Part of a data file
--------------------------------------------------

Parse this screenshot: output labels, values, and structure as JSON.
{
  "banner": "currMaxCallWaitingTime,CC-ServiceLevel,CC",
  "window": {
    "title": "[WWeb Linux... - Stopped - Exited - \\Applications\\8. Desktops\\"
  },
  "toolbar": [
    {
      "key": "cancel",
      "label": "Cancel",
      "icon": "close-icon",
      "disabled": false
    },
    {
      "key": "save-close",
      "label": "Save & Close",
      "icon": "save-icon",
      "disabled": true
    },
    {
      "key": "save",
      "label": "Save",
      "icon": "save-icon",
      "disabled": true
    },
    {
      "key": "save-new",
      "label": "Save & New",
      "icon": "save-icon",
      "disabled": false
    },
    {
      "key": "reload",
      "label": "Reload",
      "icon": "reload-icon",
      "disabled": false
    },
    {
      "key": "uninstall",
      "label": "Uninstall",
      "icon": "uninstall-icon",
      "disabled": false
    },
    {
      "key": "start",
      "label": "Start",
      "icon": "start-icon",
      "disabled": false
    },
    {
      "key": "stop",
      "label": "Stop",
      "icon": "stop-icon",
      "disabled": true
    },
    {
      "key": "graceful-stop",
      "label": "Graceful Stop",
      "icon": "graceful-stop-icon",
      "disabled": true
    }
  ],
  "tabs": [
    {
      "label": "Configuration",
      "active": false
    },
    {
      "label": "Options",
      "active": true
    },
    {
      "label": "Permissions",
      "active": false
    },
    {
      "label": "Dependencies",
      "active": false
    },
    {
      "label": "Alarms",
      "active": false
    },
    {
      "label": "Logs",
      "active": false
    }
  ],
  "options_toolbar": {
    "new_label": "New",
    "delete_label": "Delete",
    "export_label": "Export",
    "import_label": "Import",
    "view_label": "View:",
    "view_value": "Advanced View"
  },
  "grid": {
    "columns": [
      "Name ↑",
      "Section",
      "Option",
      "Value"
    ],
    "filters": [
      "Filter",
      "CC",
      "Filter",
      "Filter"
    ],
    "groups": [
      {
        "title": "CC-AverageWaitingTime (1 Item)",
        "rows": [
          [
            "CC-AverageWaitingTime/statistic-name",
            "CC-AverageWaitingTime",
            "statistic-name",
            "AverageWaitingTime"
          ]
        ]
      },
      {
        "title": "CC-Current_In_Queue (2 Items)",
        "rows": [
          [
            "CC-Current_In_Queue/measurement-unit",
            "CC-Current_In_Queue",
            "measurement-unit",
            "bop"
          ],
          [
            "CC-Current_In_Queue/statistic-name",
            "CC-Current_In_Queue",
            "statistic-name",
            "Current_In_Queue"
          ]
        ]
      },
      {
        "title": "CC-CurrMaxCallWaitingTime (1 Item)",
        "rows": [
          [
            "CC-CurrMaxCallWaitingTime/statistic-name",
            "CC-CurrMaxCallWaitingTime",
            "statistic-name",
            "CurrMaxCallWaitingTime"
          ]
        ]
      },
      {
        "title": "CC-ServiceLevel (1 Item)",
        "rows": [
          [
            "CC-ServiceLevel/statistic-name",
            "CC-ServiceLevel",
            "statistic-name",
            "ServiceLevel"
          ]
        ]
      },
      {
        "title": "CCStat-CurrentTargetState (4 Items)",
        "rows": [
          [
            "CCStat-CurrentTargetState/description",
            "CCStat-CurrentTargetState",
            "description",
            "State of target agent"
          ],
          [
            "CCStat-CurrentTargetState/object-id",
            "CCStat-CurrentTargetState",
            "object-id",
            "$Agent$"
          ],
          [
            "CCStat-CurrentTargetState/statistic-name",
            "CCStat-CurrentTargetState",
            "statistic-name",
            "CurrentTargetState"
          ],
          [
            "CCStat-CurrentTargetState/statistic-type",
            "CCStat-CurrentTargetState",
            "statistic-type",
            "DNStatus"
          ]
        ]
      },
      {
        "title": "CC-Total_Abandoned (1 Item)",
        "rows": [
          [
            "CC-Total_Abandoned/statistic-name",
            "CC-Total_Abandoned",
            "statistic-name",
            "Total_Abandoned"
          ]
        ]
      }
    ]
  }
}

--------------------------------------------------

# [YOUR INSTRUCTIONS]
Find "AverageWaitingTime". Copy every line it occurs in.

# [WORKED ANSWER]
        "title": "CC-AverageWaitingTime (1 Item)",
            "CC-AverageWaitingTime/statistic-name",
            "CC-AverageWaitingTime",
            "AverageWaitingTime"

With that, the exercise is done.